Stored dataset items
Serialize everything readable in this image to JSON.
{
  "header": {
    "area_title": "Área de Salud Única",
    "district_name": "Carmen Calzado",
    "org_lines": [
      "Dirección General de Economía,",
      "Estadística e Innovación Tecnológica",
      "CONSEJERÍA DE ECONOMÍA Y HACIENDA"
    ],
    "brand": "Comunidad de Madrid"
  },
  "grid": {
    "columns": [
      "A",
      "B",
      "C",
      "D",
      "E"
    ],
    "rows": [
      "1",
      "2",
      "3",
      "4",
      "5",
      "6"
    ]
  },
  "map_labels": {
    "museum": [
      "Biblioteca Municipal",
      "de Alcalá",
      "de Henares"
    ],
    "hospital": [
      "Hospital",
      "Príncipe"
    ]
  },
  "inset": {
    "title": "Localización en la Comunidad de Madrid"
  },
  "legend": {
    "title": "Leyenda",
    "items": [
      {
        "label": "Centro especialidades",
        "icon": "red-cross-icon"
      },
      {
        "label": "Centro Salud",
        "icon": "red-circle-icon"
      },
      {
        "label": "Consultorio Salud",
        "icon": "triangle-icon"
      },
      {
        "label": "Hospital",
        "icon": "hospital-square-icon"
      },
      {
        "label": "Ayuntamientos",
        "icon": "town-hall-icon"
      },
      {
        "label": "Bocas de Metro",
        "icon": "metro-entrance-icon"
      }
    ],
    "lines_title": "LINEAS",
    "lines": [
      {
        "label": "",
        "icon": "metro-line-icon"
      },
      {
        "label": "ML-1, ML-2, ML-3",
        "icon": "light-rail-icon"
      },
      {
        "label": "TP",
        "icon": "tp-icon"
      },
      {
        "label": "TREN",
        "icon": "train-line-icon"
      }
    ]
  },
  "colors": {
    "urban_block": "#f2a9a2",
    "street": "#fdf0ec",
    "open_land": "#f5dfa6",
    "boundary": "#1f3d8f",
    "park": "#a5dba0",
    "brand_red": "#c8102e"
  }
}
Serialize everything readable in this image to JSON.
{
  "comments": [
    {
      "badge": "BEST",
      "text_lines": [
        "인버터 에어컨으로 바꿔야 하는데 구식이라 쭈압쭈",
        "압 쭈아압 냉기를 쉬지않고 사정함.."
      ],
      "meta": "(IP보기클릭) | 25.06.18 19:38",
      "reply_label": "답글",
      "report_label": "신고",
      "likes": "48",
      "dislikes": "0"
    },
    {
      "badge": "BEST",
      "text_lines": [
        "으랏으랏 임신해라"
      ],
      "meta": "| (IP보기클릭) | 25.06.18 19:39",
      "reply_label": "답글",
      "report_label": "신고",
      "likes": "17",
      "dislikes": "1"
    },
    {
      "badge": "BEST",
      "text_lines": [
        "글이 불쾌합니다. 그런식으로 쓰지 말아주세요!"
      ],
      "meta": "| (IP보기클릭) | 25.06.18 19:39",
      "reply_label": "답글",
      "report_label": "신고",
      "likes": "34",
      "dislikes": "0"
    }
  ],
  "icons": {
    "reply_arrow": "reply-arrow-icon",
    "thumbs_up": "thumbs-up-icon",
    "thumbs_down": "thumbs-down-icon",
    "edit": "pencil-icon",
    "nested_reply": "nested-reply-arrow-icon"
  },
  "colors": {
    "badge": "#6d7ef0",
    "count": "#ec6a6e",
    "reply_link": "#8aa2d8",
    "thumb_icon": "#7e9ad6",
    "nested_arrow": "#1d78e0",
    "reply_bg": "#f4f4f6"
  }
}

Set problem: Read through the lines above and collect those that contain the string "Salud".

Task solution:
    "area_title": "Área de Salud Única",
        "label": "Centro Salud",
        "label": "Consultorio Salud",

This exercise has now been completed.